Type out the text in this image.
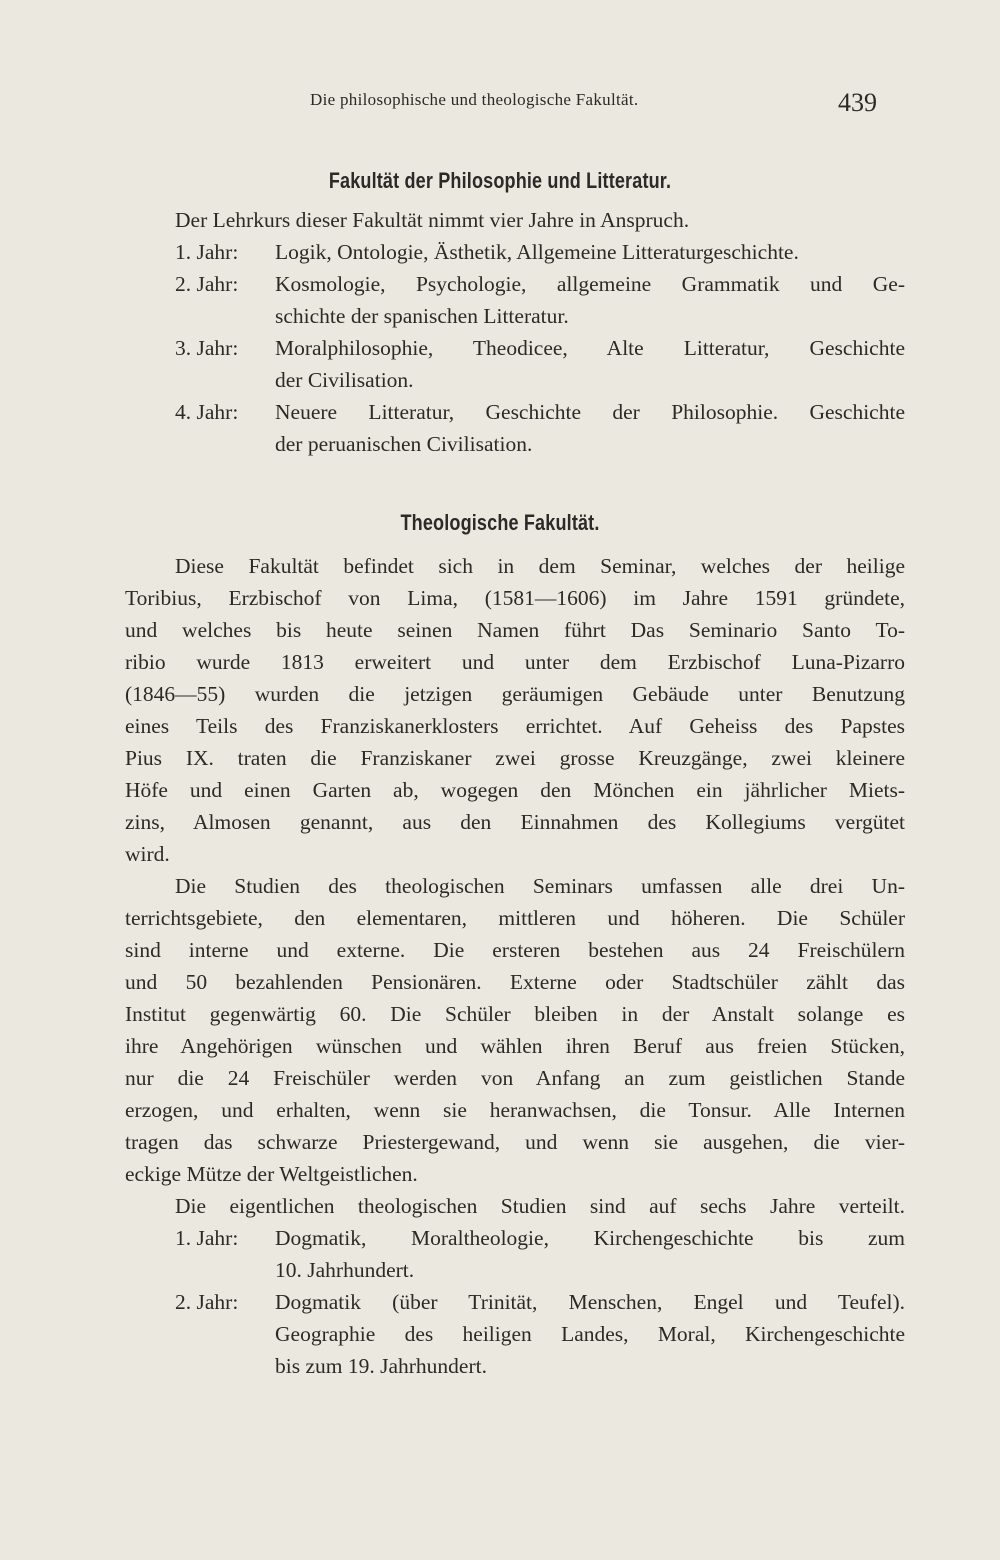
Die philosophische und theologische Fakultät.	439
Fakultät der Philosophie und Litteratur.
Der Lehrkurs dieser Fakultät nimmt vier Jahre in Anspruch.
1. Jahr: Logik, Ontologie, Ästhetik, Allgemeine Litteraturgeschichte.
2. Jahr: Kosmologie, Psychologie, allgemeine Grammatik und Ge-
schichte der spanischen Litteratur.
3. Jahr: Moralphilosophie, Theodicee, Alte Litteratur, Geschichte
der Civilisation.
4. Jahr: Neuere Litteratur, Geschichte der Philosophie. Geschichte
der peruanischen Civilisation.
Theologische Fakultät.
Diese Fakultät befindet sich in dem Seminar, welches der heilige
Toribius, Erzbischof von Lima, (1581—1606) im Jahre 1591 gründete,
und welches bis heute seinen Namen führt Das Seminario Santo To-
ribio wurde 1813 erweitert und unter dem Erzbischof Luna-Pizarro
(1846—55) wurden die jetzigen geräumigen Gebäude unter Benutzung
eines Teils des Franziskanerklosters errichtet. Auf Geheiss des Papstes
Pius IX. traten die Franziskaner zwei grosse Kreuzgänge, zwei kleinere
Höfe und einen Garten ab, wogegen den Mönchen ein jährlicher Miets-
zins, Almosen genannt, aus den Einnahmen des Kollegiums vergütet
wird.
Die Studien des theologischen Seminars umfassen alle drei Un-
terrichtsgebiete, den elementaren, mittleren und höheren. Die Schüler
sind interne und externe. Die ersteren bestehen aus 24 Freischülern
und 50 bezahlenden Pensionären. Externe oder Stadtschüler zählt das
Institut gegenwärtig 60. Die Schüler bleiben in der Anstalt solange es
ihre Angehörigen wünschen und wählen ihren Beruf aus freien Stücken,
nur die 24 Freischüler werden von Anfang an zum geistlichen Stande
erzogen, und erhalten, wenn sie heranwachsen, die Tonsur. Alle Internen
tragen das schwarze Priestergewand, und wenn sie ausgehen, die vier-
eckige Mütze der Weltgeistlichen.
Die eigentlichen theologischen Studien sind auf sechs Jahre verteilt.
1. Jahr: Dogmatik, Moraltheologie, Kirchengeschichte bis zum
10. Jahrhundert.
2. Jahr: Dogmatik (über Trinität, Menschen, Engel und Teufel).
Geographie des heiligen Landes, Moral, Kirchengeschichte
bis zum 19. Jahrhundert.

---

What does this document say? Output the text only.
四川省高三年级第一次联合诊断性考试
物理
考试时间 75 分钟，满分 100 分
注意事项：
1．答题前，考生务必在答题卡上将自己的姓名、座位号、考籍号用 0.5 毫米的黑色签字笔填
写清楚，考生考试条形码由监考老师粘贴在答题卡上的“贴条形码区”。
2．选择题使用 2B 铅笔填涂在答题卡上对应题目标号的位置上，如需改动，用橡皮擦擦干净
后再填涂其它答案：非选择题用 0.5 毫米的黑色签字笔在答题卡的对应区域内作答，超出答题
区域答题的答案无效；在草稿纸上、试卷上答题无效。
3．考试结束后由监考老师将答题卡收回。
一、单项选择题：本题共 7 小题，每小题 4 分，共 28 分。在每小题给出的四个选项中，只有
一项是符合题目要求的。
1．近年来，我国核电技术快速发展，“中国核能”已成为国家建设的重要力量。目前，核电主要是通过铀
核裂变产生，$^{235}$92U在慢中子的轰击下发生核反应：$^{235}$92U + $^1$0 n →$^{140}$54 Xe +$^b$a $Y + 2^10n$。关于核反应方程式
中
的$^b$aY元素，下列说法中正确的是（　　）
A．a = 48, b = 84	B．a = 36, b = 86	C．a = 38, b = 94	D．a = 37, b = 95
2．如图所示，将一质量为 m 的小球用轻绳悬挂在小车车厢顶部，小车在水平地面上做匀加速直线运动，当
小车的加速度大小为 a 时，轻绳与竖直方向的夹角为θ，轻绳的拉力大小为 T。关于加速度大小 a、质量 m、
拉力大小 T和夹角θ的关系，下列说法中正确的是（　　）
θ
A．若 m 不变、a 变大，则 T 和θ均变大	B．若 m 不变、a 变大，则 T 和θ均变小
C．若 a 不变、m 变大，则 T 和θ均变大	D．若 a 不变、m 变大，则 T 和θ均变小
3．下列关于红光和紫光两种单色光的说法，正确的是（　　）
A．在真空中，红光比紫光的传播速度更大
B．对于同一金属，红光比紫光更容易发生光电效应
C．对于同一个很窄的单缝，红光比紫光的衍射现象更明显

**TASK:** Give only the number of lines in the entries above that contain the string "theologischen".

**ANSWER:** 2